TASK:
Copy out each line of the material in which the word "också" appears.

Stored data entries
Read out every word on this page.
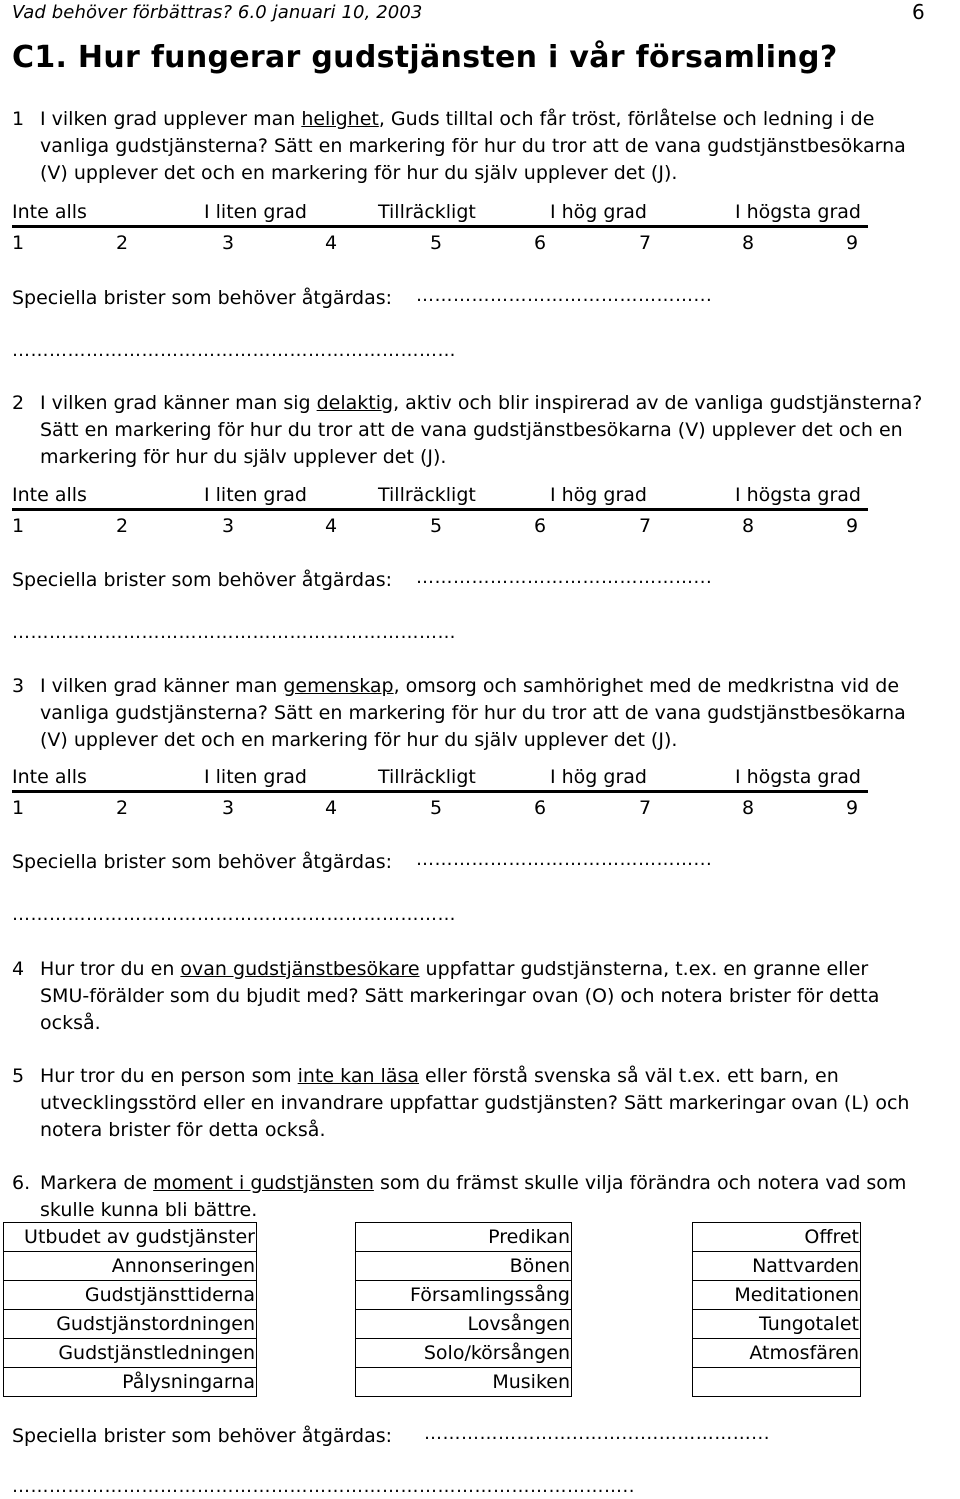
Vad behöver förbättras? 6.0 januari 10, 2003	6
C1. Hur fungerar gudstjänsten i vår församling?
1 I vilken grad upplever man helighet, Guds tilltal och får tröst, förlåtelse och ledning i de
vanliga gudstjänsterna? Sätt en markering för hur du tror att de vana gudstjänstbesökarna
(V) upplever det och en markering för hur du själv upplever det (J).
Inte alls	I liten grad	Tillräckligt	I hög grad	I högsta grad
1	2	3	4	5	6	7	8	9
Speciella brister som behöver åtgärdas: ………………………………………...
………………………………………………………………
2 I vilken grad känner man sig delaktig, aktiv och blir inspirerad av de vanliga gudstjänsterna?
Sätt en markering för hur du tror att de vana gudstjänstbesökarna (V) upplever det och en
markering för hur du själv upplever det (J).
Inte alls	I liten grad	Tillräckligt	I hög grad	I högsta grad
1	2	3	4	5	6	7	8	9
Speciella brister som behöver åtgärdas: ………………………………………...
………………………………………………………………
3 I vilken grad känner man gemenskap, omsorg och samhörighet med de medkristna vid de
vanliga gudstjänsterna? Sätt en markering för hur du tror att de vana gudstjänstbesökarna
(V) upplever det och en markering för hur du själv upplever det (J).
Inte alls	I liten grad	Tillräckligt	I hög grad	I högsta grad
1	2	3	4	5	6	7	8	9
Speciella brister som behöver åtgärdas: ………………………………………...
………………………………………………………………
4 Hur tror du en ovan gudstjänstbesökare uppfattar gudstjänsterna, t.ex. en granne eller
SMU-förälder som du bjudit med? Sätt markeringar ovan (O) och notera brister för detta
också.
5 Hur tror du en person som inte kan läsa eller förstå svenska så väl t.ex. ett barn, en
utvecklingsstörd eller en invandrare uppfattar gudstjänsten? Sätt markeringar ovan (L) och
notera brister för detta också.
6. Markera de moment i gudstjänsten som du främst skulle vilja förändra och notera vad som
skulle kunna bli bättre.
Utbudet av gudstjänster		Predikan		Offret
Annonseringen		Bönen		Nattvarden
Gudstjänsttiderna		Församlingssång		Meditationen
Gudstjänstordningen		Lovsången		Tungotalet
Gudstjänstledningen		Solo/körsången		Atmosfären
Pålysningarna		Musiken		
Speciella brister som behöver åtgärdas: ……………………..……......……………...
………………………………………………………………………………………..
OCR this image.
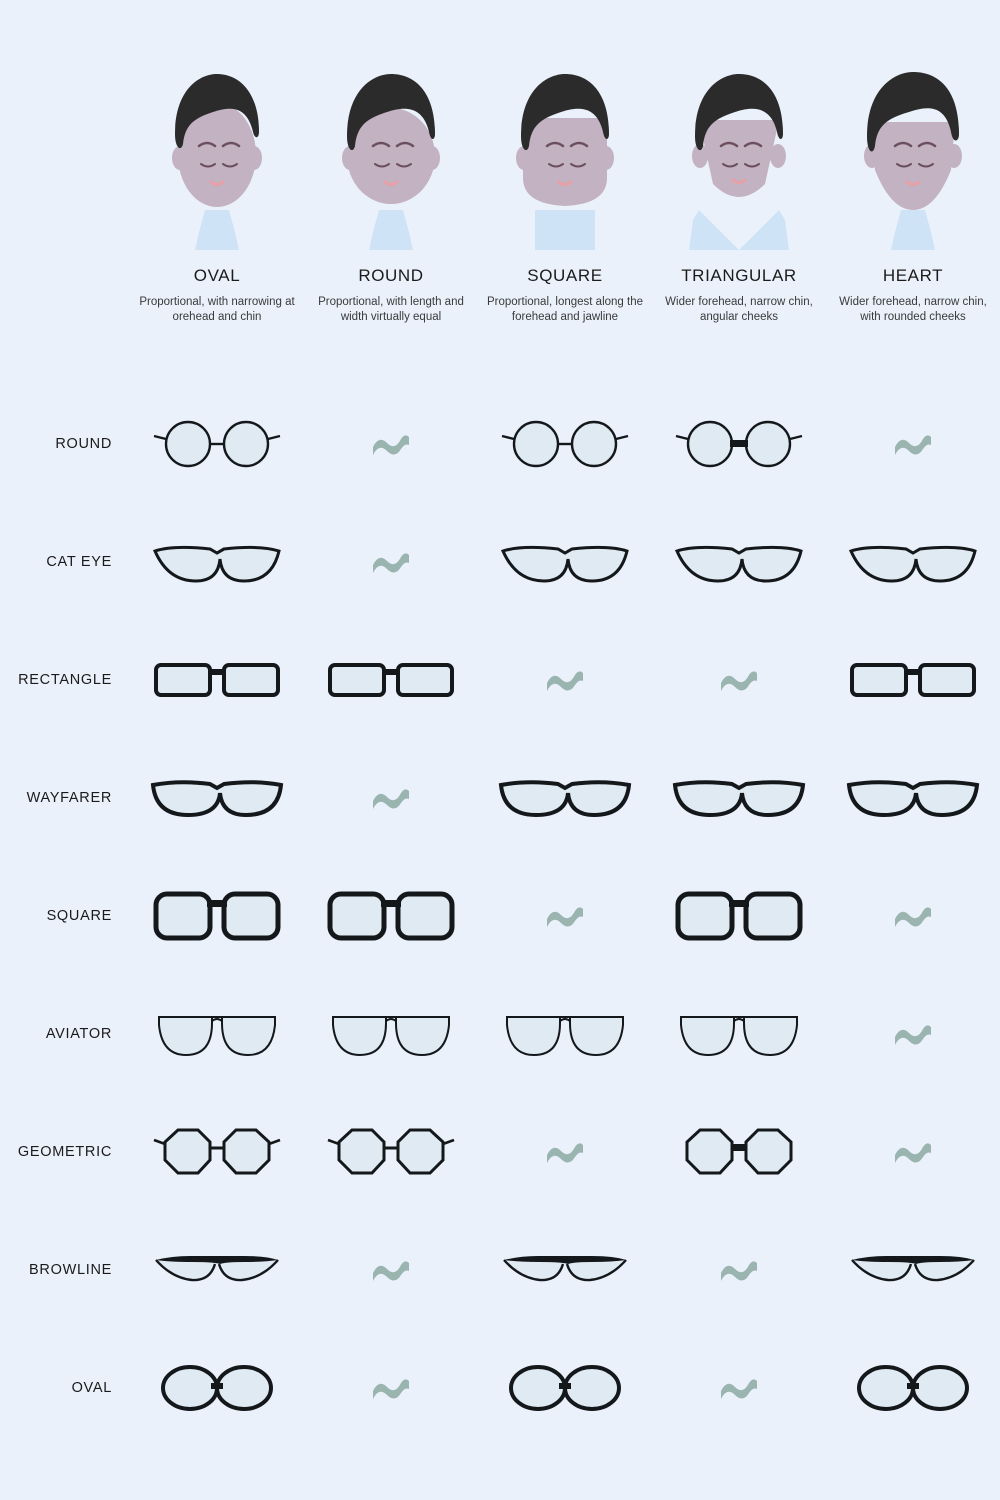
OVAL
Proportional, with narrowing at orehead and chin
ROUND
Proportional, with length and width virtually equal
SQUARE
Proportional, longest along the forehead and jawline
TRIANGULAR
Wider forehead, narrow chin, angular cheeks
HEART
Wider forehead, narrow chin, with rounded cheeks
ROUND
CAT EYE
RECTANGLE
WAYFARER
SQUARE
AVIATOR
GEOMETRIC
BROWLINE
OVAL
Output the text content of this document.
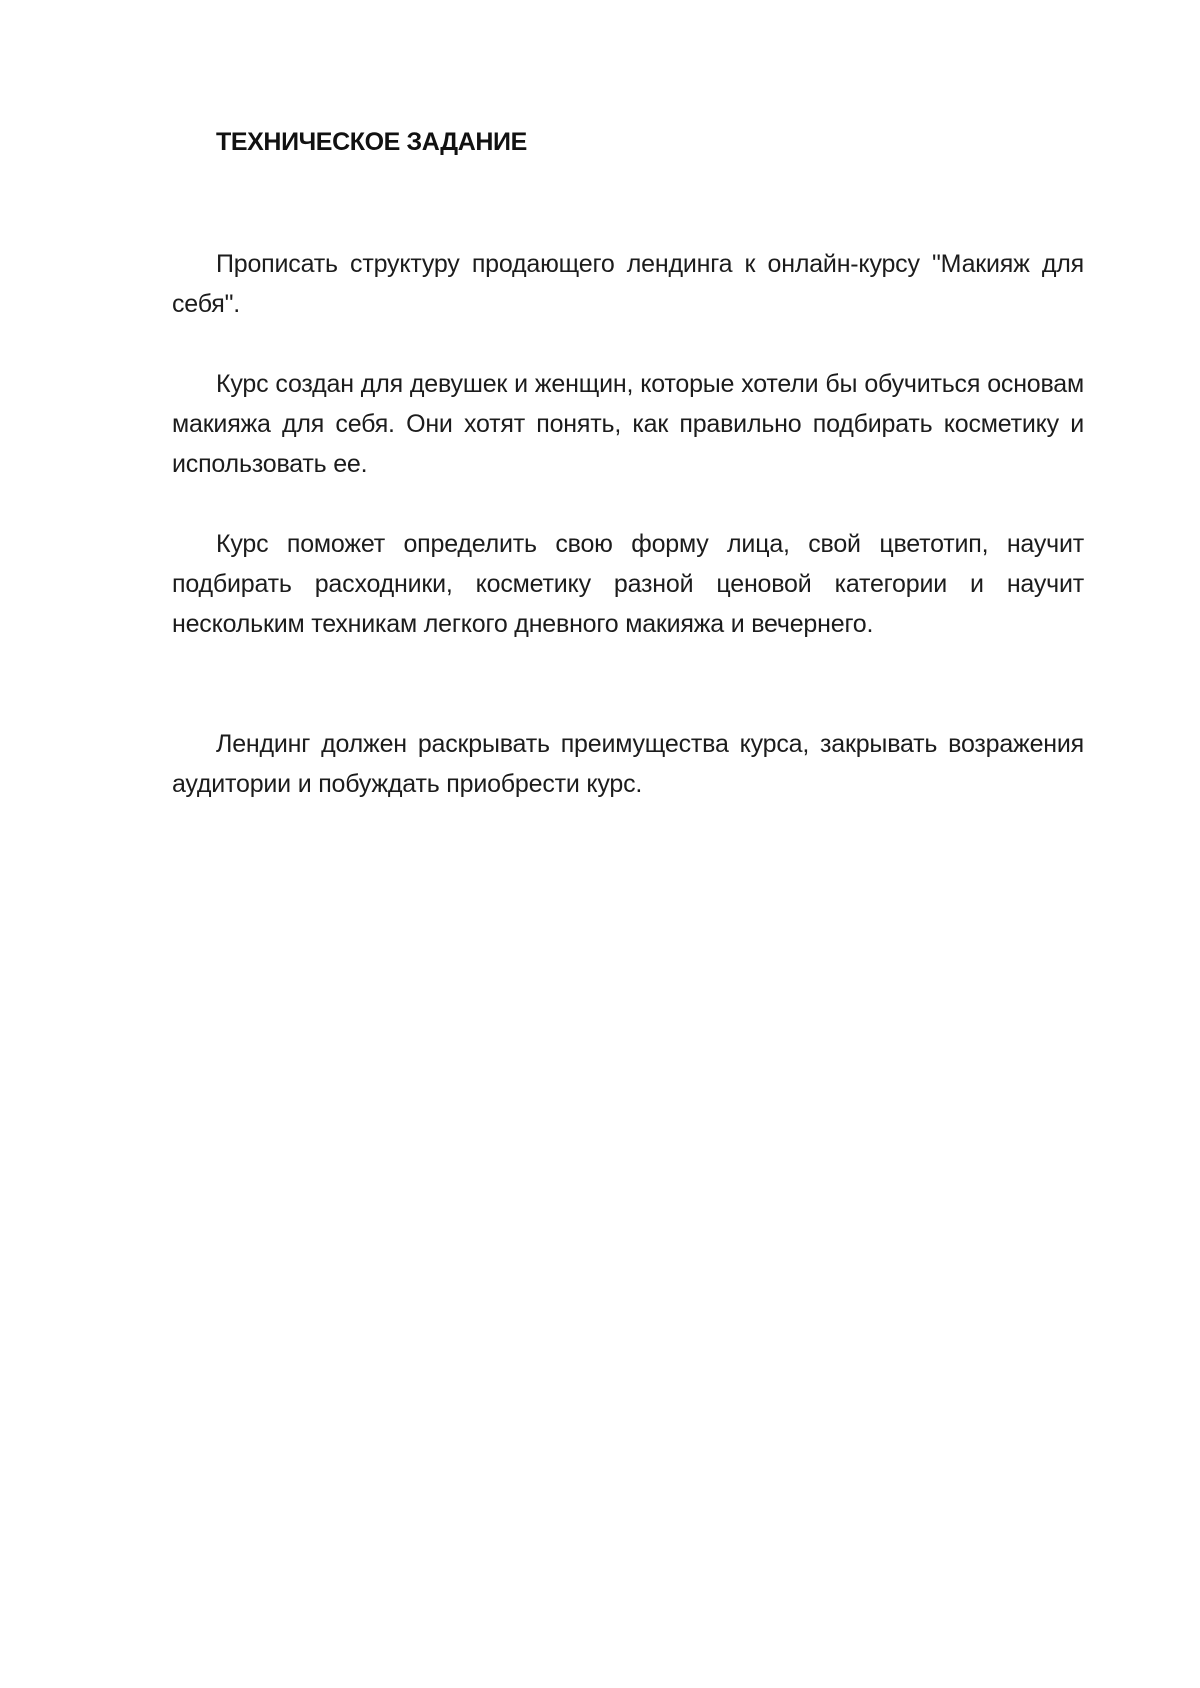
ТЕХНИЧЕСКОЕ ЗАДАНИЕ

Прописать структуру продающего лендинга к онлайн-курсу "Макияж для себя".

Курс создан для девушек и женщин, которые хотели бы обучиться основам макияжа для себя. Они хотят понять, как правильно подбирать косметику и использовать ее.

Курс поможет определить свою форму лица, свой цветотип, научит подбирать расходники, косметику разной ценовой категории и научит нескольким техникам легкого дневного макияжа и вечернего.

Лендинг должен раскрывать преимущества курса, закрывать возражения аудитории и побуждать приобрести курс.
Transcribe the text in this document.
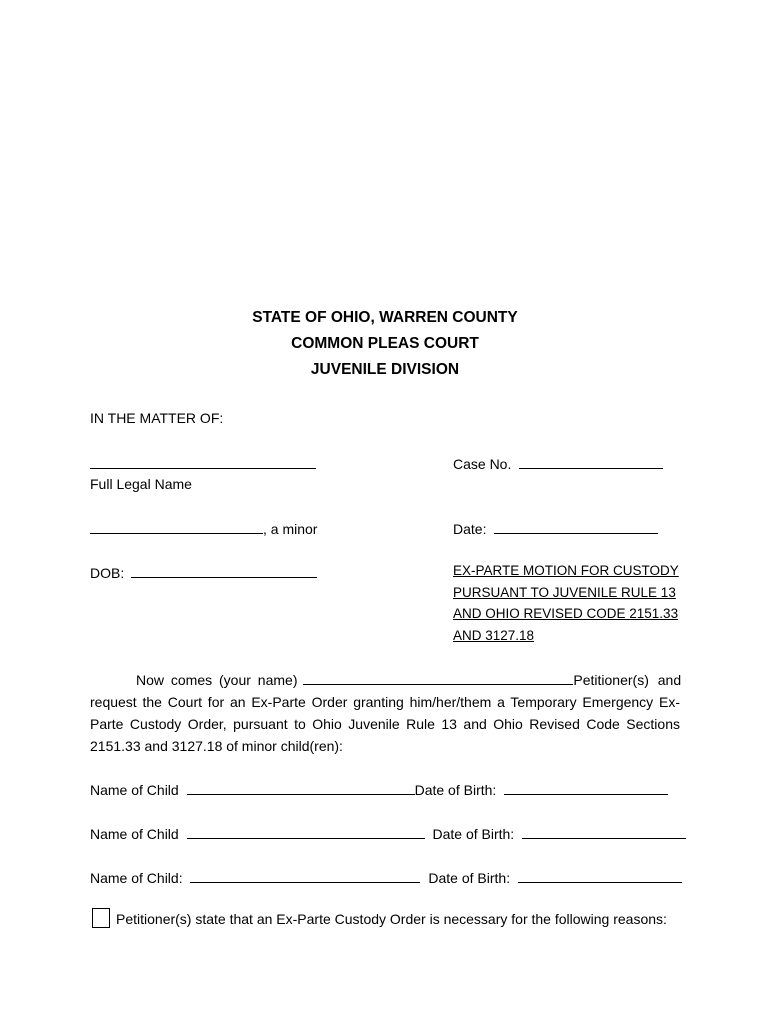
STATE OF OHIO, WARREN COUNTY
COMMON PLEAS COURT
JUVENILE DIVISION
IN THE MATTER OF:
Full Legal Name
Case No.
, a minor	Date:
DOB:	EX-PARTE MOTION FOR CUSTODY
PURSUANT TO JUVENILE RULE 13
AND OHIO REVISED CODE 2151.33
AND 3127.18
Now comes (your name)	Petitioner(s) and
request the Court for an Ex-Parte Order granting him/her/them a Temporary Emergency Ex-
Parte Custody Order, pursuant to Ohio Juvenile Rule 13 and Ohio Revised Code Sections
2151.33 and 3127.18 of minor child(ren):
Name of Child	Date of Birth:
Name of Child	Date of Birth:
Name of Child:	Date of Birth:
Petitioner(s) state that an Ex-Parte Custody Order is necessary for the following reasons:
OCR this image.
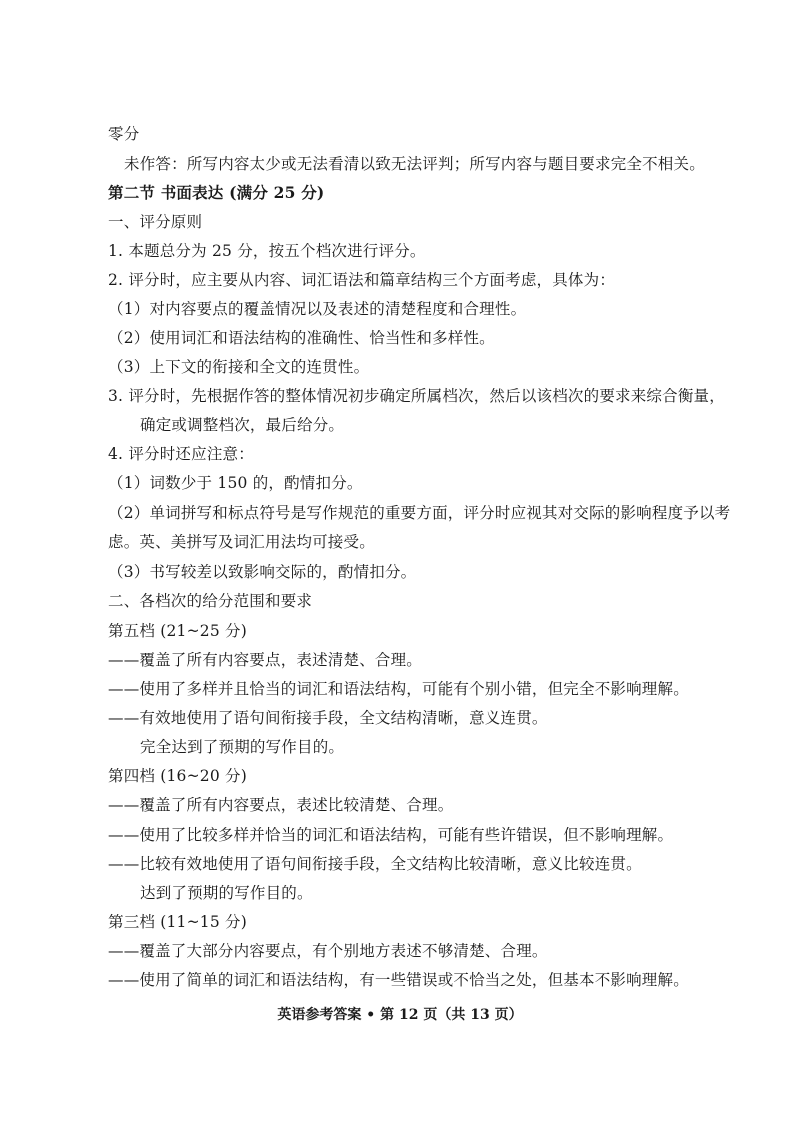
零分
未作答：所写内容太少或无法看清以致无法评判；所写内容与题目要求完全不相关。
第二节 书面表达 (满分 25 分)
一、评分原则
1. 本题总分为 25 分，按五个档次进行评分。
2. 评分时，应主要从内容、词汇语法和篇章结构三个方面考虑，具体为：
（1）对内容要点的覆盖情况以及表述的清楚程度和合理性。
（2）使用词汇和语法结构的准确性、恰当性和多样性。
（3）上下文的衔接和全文的连贯性。
3. 评分时，先根据作答的整体情况初步确定所属档次，然后以该档次的要求来综合衡量，
确定或调整档次，最后给分。
4. 评分时还应注意：
（1）词数少于 150 的，酌情扣分。
（2）单词拼写和标点符号是写作规范的重要方面，评分时应视其对交际的影响程度予以考
虑。英、美拼写及词汇用法均可接受。
（3）书写较差以致影响交际的，酌情扣分。
二、各档次的给分范围和要求
第五档 (21~25 分)
——覆盖了所有内容要点，表述清楚、合理。
——使用了多样并且恰当的词汇和语法结构，可能有个别小错，但完全不影响理解。
——有效地使用了语句间衔接手段，全文结构清晰，意义连贯。
完全达到了预期的写作目的。
第四档 (16~20 分)
——覆盖了所有内容要点，表述比较清楚、合理。
——使用了比较多样并恰当的词汇和语法结构，可能有些许错误，但不影响理解。
——比较有效地使用了语句间衔接手段，全文结构比较清晰，意义比较连贯。
达到了预期的写作目的。
第三档 (11~15 分)
——覆盖了大部分内容要点，有个别地方表述不够清楚、合理。
——使用了简单的词汇和语法结构，有一些错误或不恰当之处，但基本不影响理解。
英语参考答案 • 第 12 页（共 13 页）
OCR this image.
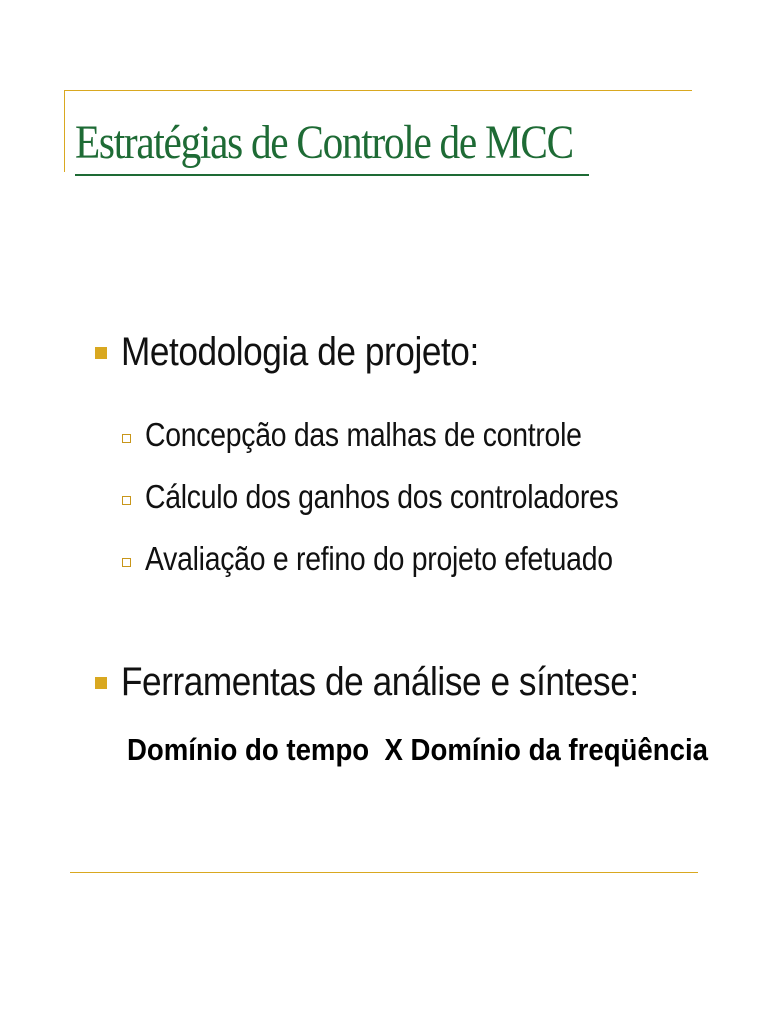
Estratégias de Controle de MCC
Metodologia de projeto:
Concepção das malhas de controle
Cálculo dos ganhos dos controladores
Avaliação e refino do projeto efetuado
Ferramentas de análise e síntese:
Domínio do tempo  X Domínio da freqüência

FINAL RESULT:
också.
notera brister för detta också.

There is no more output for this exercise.